■ **AIM OF THE TASK**: Go through the records and copy each line where the word "this" occurs.

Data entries
━━━━━━━━━━
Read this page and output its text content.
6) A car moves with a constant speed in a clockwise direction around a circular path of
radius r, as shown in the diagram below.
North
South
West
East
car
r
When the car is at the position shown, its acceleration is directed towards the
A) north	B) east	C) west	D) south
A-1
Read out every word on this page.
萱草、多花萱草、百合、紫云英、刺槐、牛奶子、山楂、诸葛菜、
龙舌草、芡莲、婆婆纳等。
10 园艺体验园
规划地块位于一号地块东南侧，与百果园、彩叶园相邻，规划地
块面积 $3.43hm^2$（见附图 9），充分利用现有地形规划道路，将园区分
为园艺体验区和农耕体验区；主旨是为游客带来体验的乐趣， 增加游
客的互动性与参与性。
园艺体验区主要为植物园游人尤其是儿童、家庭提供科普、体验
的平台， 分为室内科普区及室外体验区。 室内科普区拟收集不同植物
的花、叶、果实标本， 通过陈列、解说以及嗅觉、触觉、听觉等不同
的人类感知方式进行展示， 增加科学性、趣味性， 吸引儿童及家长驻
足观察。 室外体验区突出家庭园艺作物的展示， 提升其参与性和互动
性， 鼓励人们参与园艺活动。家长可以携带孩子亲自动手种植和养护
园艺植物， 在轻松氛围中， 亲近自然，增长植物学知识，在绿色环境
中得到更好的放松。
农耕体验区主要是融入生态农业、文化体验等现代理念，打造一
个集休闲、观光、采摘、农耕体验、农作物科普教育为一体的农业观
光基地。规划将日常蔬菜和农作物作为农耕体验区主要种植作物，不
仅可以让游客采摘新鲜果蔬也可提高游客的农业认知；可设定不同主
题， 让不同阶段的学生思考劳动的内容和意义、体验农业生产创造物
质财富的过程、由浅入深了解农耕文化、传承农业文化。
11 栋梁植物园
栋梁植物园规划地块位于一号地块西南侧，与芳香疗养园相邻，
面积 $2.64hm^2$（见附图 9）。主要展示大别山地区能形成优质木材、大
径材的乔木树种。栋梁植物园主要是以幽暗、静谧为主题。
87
━━━━━━━━━━
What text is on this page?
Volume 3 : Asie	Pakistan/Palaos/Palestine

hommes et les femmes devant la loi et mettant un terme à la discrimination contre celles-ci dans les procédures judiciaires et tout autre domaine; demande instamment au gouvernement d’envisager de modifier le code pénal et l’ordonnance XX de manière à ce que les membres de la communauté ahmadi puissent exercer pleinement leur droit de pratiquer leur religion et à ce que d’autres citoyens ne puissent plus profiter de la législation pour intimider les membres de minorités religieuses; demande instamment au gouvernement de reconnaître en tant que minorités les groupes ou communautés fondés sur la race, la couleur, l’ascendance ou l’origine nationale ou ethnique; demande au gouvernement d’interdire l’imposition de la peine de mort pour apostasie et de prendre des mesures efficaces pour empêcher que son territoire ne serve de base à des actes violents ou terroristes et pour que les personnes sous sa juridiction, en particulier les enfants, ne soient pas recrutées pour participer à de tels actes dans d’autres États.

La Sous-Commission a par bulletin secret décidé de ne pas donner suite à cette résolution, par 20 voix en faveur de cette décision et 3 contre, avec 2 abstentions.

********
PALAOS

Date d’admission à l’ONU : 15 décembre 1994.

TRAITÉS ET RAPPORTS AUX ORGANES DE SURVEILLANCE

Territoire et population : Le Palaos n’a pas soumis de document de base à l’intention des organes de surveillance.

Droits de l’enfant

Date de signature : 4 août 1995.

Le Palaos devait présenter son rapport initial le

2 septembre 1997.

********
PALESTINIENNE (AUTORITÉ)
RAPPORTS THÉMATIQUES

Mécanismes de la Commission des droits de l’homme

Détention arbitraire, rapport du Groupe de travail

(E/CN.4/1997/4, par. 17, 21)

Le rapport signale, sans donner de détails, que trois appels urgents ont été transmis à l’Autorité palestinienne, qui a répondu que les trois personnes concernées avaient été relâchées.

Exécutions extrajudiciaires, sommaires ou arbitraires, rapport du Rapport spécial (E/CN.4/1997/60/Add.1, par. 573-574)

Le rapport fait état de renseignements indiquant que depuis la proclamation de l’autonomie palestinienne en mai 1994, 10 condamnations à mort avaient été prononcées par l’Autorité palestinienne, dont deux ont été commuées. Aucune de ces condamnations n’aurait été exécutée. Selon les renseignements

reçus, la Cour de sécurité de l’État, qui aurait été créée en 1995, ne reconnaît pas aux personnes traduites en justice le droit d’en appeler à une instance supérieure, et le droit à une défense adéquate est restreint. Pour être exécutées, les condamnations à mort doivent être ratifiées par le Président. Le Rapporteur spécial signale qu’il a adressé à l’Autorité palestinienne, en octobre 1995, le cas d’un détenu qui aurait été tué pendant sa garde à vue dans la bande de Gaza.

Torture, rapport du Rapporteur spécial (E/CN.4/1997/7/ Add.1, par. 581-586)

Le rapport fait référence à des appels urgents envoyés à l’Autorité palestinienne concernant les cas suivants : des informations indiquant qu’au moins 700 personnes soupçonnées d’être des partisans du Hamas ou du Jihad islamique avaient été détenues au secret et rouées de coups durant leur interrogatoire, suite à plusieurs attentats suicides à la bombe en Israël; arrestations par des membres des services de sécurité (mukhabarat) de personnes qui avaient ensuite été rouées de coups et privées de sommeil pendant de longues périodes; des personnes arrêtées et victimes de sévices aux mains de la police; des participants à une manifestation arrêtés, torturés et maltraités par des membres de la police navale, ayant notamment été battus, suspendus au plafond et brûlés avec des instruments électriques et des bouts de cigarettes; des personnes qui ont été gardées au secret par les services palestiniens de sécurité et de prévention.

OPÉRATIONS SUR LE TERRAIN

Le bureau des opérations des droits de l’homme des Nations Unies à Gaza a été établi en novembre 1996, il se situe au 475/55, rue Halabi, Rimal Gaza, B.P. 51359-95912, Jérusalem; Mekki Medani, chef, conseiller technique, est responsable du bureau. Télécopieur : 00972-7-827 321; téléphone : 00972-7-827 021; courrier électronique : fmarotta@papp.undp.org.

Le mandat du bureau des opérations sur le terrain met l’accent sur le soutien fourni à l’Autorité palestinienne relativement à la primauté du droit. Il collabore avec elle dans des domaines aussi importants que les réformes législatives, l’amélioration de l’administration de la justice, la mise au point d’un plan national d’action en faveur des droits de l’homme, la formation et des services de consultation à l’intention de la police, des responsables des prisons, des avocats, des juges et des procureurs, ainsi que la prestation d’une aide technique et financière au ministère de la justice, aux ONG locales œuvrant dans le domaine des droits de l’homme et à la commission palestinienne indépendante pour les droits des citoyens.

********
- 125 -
━━━━━━━━━━
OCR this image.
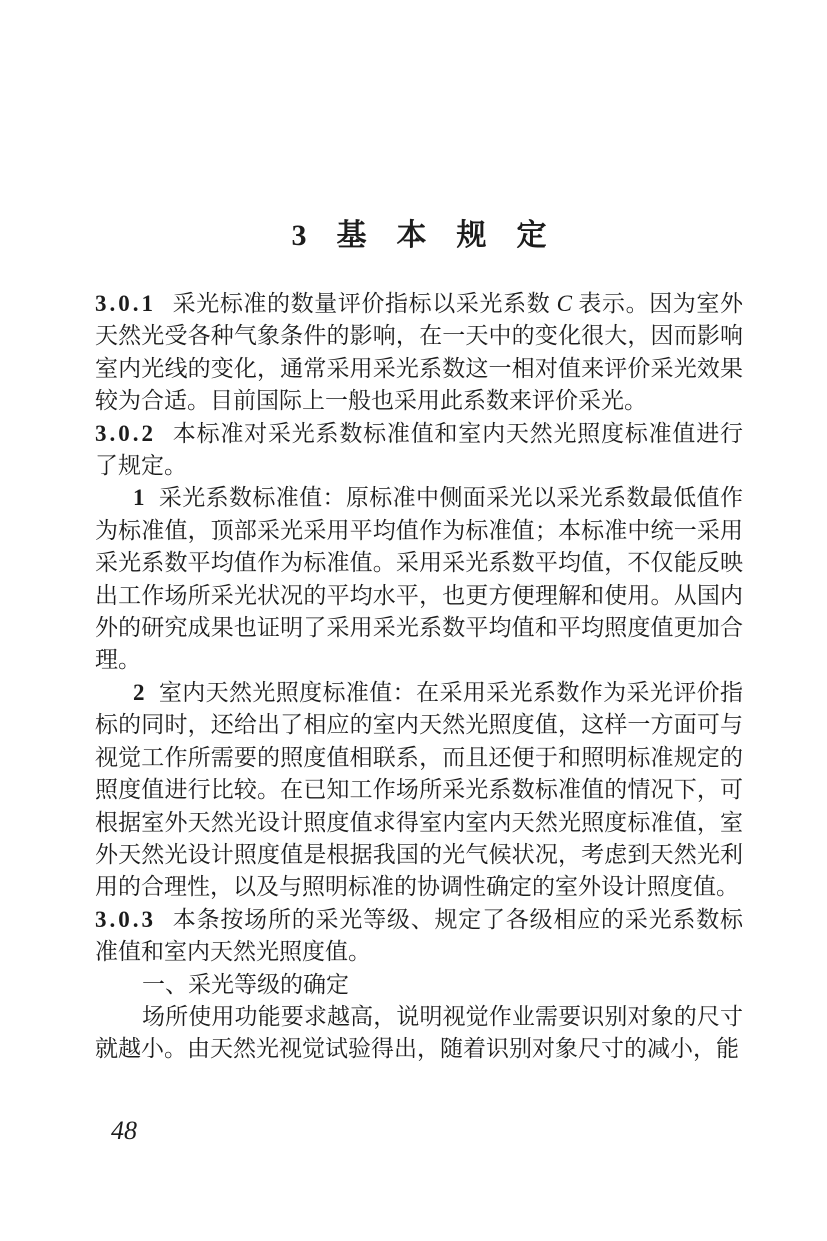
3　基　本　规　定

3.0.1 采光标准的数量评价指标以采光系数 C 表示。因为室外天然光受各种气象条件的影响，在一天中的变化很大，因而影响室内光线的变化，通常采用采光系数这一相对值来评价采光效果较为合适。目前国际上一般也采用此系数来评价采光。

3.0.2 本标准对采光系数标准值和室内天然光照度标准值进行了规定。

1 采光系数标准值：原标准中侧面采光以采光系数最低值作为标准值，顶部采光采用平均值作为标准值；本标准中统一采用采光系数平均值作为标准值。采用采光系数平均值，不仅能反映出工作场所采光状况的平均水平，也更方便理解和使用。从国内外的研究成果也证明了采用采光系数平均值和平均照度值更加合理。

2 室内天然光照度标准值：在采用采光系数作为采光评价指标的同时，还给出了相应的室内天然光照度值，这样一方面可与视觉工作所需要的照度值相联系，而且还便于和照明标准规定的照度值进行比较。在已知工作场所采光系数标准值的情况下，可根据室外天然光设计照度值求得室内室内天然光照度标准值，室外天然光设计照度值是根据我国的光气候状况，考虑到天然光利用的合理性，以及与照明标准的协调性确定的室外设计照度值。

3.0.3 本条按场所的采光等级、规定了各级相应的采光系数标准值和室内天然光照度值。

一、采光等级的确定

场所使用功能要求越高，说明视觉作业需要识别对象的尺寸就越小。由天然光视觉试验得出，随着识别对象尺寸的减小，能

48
━━━━━━━━━━
■ **FINAL ANSWER**:
Read this page and output its text content.
Read out every word on this page.
What text is on this page?
OCR this image.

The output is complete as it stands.